[YOUR GOAL] Copy every record exactly, and keep the pictures out.
-- Start of EXCERPTED DATA --
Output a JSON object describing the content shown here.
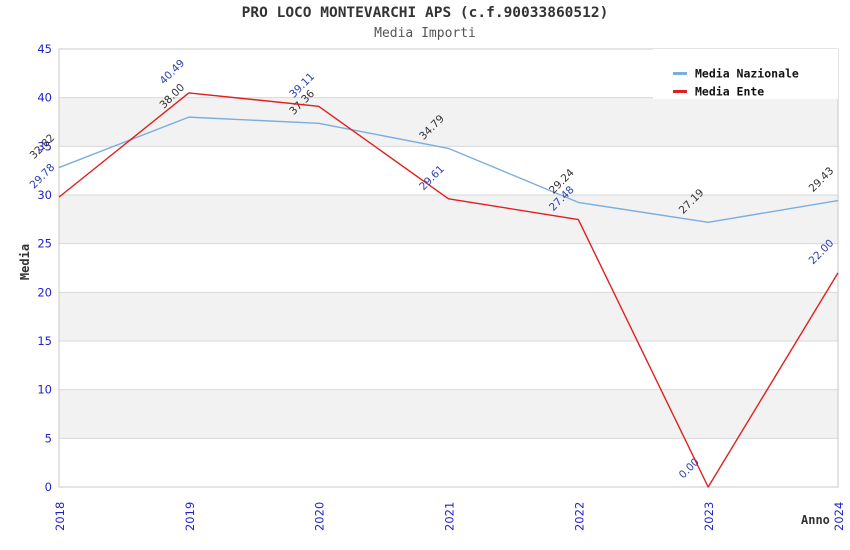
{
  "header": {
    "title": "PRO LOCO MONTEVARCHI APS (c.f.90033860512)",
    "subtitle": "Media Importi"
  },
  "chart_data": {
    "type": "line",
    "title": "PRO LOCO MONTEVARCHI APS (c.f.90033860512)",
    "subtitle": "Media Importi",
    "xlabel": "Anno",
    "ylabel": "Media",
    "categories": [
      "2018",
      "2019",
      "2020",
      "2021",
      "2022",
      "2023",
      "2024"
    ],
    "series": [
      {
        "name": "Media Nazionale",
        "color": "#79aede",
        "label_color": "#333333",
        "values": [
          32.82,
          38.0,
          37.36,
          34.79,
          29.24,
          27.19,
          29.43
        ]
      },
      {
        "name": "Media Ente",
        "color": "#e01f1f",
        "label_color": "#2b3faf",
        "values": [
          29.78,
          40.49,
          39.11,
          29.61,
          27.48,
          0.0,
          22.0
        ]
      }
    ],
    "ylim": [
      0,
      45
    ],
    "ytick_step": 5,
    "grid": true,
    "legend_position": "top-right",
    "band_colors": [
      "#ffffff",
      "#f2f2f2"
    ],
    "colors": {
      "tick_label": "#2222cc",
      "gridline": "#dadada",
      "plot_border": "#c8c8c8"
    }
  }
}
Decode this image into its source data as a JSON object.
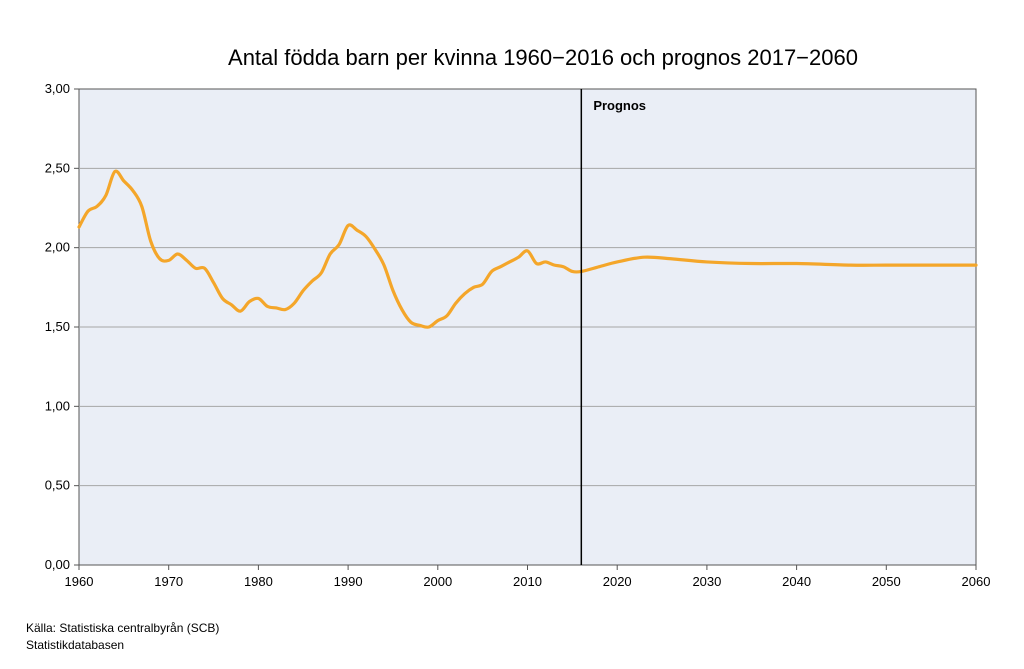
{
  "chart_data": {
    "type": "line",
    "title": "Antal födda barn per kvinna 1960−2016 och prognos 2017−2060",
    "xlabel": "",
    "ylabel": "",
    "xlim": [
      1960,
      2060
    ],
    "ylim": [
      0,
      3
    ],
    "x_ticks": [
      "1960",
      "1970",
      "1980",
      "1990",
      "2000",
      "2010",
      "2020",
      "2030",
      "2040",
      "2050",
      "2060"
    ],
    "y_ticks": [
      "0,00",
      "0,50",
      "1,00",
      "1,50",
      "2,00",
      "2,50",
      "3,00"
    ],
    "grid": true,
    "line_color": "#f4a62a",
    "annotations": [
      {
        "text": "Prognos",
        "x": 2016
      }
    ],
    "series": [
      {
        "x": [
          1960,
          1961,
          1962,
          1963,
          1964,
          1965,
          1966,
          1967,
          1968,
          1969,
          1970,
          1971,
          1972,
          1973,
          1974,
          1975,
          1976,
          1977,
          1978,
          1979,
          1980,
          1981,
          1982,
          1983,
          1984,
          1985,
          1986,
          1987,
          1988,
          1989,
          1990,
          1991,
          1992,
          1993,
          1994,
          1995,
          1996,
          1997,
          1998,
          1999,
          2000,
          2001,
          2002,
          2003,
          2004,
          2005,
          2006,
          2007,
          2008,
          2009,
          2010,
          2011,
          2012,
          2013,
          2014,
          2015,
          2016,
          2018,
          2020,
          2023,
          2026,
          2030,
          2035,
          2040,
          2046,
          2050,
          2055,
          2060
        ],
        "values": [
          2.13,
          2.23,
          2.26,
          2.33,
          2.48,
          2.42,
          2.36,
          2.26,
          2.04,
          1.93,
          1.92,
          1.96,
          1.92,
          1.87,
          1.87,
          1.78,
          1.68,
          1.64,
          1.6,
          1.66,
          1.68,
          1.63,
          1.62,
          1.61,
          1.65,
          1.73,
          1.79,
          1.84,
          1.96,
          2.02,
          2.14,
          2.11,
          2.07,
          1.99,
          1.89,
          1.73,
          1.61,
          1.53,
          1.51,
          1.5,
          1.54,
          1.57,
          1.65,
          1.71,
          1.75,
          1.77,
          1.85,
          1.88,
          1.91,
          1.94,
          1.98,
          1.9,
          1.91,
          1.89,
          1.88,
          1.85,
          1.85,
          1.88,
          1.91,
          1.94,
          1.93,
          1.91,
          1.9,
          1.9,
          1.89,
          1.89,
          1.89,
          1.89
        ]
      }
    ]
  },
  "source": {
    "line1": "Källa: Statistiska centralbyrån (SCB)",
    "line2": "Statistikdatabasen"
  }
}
-- End of EXCERPTED DATA --
[SOLUTION FOR THIS EXERCISE]
Output a JSON object describing the content shown here.
{
  "header": {
    "title": "PRO LOCO MONTEVARCHI APS (c.f.90033860512)",
    "subtitle": "Media Importi"
  },
  "chart_data": {
    "type": "line",
    "title": "PRO LOCO MONTEVARCHI APS (c.f.90033860512)",
    "subtitle": "Media Importi",
    "xlabel": "Anno",
    "ylabel": "Media",
    "categories": [
      "2018",
      "2019",
      "2020",
      "2021",
      "2022",
      "2023",
      "2024"
    ],
    "series": [
      {
        "name": "Media Nazionale",
        "color": "#79aede",
        "label_color": "#333333",
        "values": [
          32.82,
          38.0,
          37.36,
          34.79,
          29.24,
          27.19,
          29.43
        ]
      },
      {
        "name": "Media Ente",
        "color": "#e01f1f",
        "label_color": "#2b3faf",
        "values": [
          29.78,
          40.49,
          39.11,
          29.61,
          27.48,
          0.0,
          22.0
        ]
      }
    ],
    "ylim": [
      0,
      45
    ],
    "ytick_step": 5,
    "grid": true,
    "legend_position": "top-right",
    "band_colors": [
      "#ffffff",
      "#f2f2f2"
    ],
    "colors": {
      "tick_label": "#2222cc",
      "gridline": "#dadada",
      "plot_border": "#c8c8c8"
    }
  }
}
Decode this image into its source data as a JSON object.
{
  "chart_data": {
    "type": "line",
    "title": "Antal födda barn per kvinna 1960−2016 och prognos 2017−2060",
    "xlabel": "",
    "ylabel": "",
    "xlim": [
      1960,
      2060
    ],
    "ylim": [
      0,
      3
    ],
    "x_ticks": [
      "1960",
      "1970",
      "1980",
      "1990",
      "2000",
      "2010",
      "2020",
      "2030",
      "2040",
      "2050",
      "2060"
    ],
    "y_ticks": [
      "0,00",
      "0,50",
      "1,00",
      "1,50",
      "2,00",
      "2,50",
      "3,00"
    ],
    "grid": true,
    "line_color": "#f4a62a",
    "annotations": [
      {
        "text": "Prognos",
        "x": 2016
      }
    ],
    "series": [
      {
        "x": [
          1960,
          1961,
          1962,
          1963,
          1964,
          1965,
          1966,
          1967,
          1968,
          1969,
          1970,
          1971,
          1972,
          1973,
          1974,
          1975,
          1976,
          1977,
          1978,
          1979,
          1980,
          1981,
          1982,
          1983,
          1984,
          1985,
          1986,
          1987,
          1988,
          1989,
          1990,
          1991,
          1992,
          1993,
          1994,
          1995,
          1996,
          1997,
          1998,
          1999,
          2000,
          2001,
          2002,
          2003,
          2004,
          2005,
          2006,
          2007,
          2008,
          2009,
          2010,
          2011,
          2012,
          2013,
          2014,
          2015,
          2016,
          2018,
          2020,
          2023,
          2026,
          2030,
          2035,
          2040,
          2046,
          2050,
          2055,
          2060
        ],
        "values": [
          2.13,
          2.23,
          2.26,
          2.33,
          2.48,
          2.42,
          2.36,
          2.26,
          2.04,
          1.93,
          1.92,
          1.96,
          1.92,
          1.87,
          1.87,
          1.78,
          1.68,
          1.64,
          1.6,
          1.66,
          1.68,
          1.63,
          1.62,
          1.61,
          1.65,
          1.73,
          1.79,
          1.84,
          1.96,
          2.02,
          2.14,
          2.11,
          2.07,
          1.99,
          1.89,
          1.73,
          1.61,
          1.53,
          1.51,
          1.5,
          1.54,
          1.57,
          1.65,
          1.71,
          1.75,
          1.77,
          1.85,
          1.88,
          1.91,
          1.94,
          1.98,
          1.9,
          1.91,
          1.89,
          1.88,
          1.85,
          1.85,
          1.88,
          1.91,
          1.94,
          1.93,
          1.91,
          1.9,
          1.9,
          1.89,
          1.89,
          1.89,
          1.89
        ]
      }
    ]
  },
  "source": {
    "line1": "Källa: Statistiska centralbyrån (SCB)",
    "line2": "Statistikdatabasen"
  }
}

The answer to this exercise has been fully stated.